**SET TASK**
Print every one of the rows below verbatim, changing nothing.
──────── THE DATA
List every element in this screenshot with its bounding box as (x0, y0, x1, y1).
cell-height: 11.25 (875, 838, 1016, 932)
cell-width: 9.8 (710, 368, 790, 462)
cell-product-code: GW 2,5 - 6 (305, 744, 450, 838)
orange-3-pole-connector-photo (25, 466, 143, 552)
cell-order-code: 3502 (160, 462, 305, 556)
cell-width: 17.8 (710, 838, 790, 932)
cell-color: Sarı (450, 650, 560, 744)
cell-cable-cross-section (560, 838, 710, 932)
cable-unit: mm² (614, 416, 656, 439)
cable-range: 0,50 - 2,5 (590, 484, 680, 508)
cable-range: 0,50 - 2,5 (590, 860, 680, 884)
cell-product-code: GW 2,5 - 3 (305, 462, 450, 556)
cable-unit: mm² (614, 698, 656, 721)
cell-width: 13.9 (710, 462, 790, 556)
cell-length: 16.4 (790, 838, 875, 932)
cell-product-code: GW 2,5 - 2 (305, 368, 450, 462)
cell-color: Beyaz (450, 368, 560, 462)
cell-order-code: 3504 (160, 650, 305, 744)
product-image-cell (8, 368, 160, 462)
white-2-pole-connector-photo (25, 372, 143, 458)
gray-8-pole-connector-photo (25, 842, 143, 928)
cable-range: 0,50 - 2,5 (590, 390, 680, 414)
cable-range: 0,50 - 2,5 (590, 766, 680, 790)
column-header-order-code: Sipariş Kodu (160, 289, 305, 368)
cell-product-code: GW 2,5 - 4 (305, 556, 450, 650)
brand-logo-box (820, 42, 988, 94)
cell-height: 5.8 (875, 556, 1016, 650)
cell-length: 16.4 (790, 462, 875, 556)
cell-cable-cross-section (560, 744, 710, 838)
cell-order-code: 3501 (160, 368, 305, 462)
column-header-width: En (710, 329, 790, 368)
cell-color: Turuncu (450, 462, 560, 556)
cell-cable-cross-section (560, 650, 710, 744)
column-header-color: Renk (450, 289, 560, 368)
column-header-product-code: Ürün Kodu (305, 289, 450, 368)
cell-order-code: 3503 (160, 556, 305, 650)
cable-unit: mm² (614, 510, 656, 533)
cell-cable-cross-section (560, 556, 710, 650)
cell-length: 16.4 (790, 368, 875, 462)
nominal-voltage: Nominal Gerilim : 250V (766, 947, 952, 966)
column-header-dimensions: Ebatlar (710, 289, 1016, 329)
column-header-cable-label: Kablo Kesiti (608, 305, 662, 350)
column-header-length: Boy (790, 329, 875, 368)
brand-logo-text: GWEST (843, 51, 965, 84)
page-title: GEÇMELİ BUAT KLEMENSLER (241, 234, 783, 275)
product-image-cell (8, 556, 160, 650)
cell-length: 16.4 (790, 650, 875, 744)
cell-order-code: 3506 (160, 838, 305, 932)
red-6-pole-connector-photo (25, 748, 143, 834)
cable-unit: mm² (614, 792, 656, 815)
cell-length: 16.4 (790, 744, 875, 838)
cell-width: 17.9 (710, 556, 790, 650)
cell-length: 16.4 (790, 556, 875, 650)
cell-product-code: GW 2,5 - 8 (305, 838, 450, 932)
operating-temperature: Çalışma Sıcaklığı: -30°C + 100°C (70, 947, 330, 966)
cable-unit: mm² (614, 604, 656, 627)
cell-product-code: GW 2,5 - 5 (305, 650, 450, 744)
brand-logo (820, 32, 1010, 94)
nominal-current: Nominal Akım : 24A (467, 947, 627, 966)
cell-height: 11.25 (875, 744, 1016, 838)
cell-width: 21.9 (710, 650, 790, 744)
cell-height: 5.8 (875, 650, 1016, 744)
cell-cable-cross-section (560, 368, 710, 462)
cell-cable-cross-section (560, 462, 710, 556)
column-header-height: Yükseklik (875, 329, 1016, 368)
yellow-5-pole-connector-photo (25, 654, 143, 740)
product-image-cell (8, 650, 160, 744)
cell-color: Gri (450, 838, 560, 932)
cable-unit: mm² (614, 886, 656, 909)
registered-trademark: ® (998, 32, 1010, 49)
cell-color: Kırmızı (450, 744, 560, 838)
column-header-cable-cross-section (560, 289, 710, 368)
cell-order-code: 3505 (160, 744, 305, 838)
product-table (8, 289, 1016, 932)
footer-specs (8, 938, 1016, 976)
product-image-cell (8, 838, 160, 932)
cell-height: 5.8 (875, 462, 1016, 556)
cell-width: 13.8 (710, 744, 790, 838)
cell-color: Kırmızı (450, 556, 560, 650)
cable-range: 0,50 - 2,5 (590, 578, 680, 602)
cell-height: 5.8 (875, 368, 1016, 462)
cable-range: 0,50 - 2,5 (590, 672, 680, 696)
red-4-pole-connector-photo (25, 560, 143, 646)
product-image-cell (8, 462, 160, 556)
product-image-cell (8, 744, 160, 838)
────────────────
**WRITTEN RESPONSE**
List every element in this screenshot with its bounding box as (x0, y0, x1, y1).
cell-height: 11.25 (875, 838, 1016, 932)
cell-width: 9.8 (710, 368, 790, 462)
cell-product-code: GW 2,5 - 6 (305, 744, 450, 838)
orange-3-pole-connector-photo (25, 466, 143, 552)
cell-order-code: 3502 (160, 462, 305, 556)
cell-width: 17.8 (710, 838, 790, 932)
cell-color: Sarı (450, 650, 560, 744)
cell-cable-cross-section (560, 838, 710, 932)
cable-unit: mm² (614, 416, 656, 439)
cable-range: 0,50 - 2,5 (590, 484, 680, 508)
cable-range: 0,50 - 2,5 (590, 860, 680, 884)
cell-product-code: GW 2,5 - 3 (305, 462, 450, 556)
cable-unit: mm² (614, 698, 656, 721)
cell-width: 13.9 (710, 462, 790, 556)
cell-length: 16.4 (790, 838, 875, 932)
cell-product-code: GW 2,5 - 2 (305, 368, 450, 462)
cell-color: Beyaz (450, 368, 560, 462)
cell-order-code: 3504 (160, 650, 305, 744)
product-image-cell (8, 368, 160, 462)
white-2-pole-connector-photo (25, 372, 143, 458)
gray-8-pole-connector-photo (25, 842, 143, 928)
cable-range: 0,50 - 2,5 (590, 390, 680, 414)
cable-range: 0,50 - 2,5 (590, 766, 680, 790)
column-header-order-code: Sipariş Kodu (160, 289, 305, 368)
cell-product-code: GW 2,5 - 4 (305, 556, 450, 650)
brand-logo-box (820, 42, 988, 94)
cell-height: 5.8 (875, 556, 1016, 650)
cell-length: 16.4 (790, 462, 875, 556)
cell-cable-cross-section (560, 744, 710, 838)
cell-order-code: 3501 (160, 368, 305, 462)
column-header-width: En (710, 329, 790, 368)
cell-color: Turuncu (450, 462, 560, 556)
cell-cable-cross-section (560, 650, 710, 744)
column-header-color: Renk (450, 289, 560, 368)
column-header-product-code: Ürün Kodu (305, 289, 450, 368)
cell-order-code: 3503 (160, 556, 305, 650)
cable-unit: mm² (614, 510, 656, 533)
cell-cable-cross-section (560, 556, 710, 650)
cell-length: 16.4 (790, 368, 875, 462)
nominal-voltage: Nominal Gerilim : 250V (766, 947, 952, 966)
column-header-dimensions: Ebatlar (710, 289, 1016, 329)
column-header-cable-label: Kablo Kesiti (608, 305, 662, 350)
column-header-length: Boy (790, 329, 875, 368)
brand-logo-text: GWEST (843, 51, 965, 84)
page-title: GEÇMELİ BUAT KLEMENSLER (241, 234, 783, 275)
product-image-cell (8, 556, 160, 650)
cell-length: 16.4 (790, 650, 875, 744)
cell-order-code: 3506 (160, 838, 305, 932)
red-6-pole-connector-photo (25, 748, 143, 834)
cable-unit: mm² (614, 792, 656, 815)
cell-length: 16.4 (790, 744, 875, 838)
cell-width: 17.9 (710, 556, 790, 650)
cell-length: 16.4 (790, 556, 875, 650)
cell-product-code: GW 2,5 - 8 (305, 838, 450, 932)
operating-temperature: Çalışma Sıcaklığı: -30°C + 100°C (70, 947, 330, 966)
cable-unit: mm² (614, 604, 656, 627)
cell-product-code: GW 2,5 - 5 (305, 650, 450, 744)
brand-logo (820, 32, 1010, 94)
nominal-current: Nominal Akım : 24A (467, 947, 627, 966)
cell-height: 11.25 (875, 744, 1016, 838)
cell-width: 21.9 (710, 650, 790, 744)
cell-height: 5.8 (875, 650, 1016, 744)
cell-cable-cross-section (560, 368, 710, 462)
cell-cable-cross-section (560, 462, 710, 556)
column-header-height: Yükseklik (875, 329, 1016, 368)
yellow-5-pole-connector-photo (25, 654, 143, 740)
product-image-cell (8, 650, 160, 744)
cell-color: Gri (450, 838, 560, 932)
cable-unit: mm² (614, 886, 656, 909)
registered-trademark: ® (998, 32, 1010, 49)
cell-color: Kırmızı (450, 744, 560, 838)
column-header-cable-cross-section (560, 289, 710, 368)
cell-order-code: 3505 (160, 744, 305, 838)
product-table (8, 289, 1016, 932)
footer-specs (8, 938, 1016, 976)
product-image-cell (8, 838, 160, 932)
cell-height: 5.8 (875, 462, 1016, 556)
cell-width: 13.8 (710, 744, 790, 838)
cell-color: Kırmızı (450, 556, 560, 650)
cable-range: 0,50 - 2,5 (590, 578, 680, 602)
cell-height: 5.8 (875, 368, 1016, 462)
cable-range: 0,50 - 2,5 (590, 672, 680, 696)
red-4-pole-connector-photo (25, 560, 143, 646)
product-image-cell (8, 462, 160, 556)
product-image-cell (8, 744, 160, 838)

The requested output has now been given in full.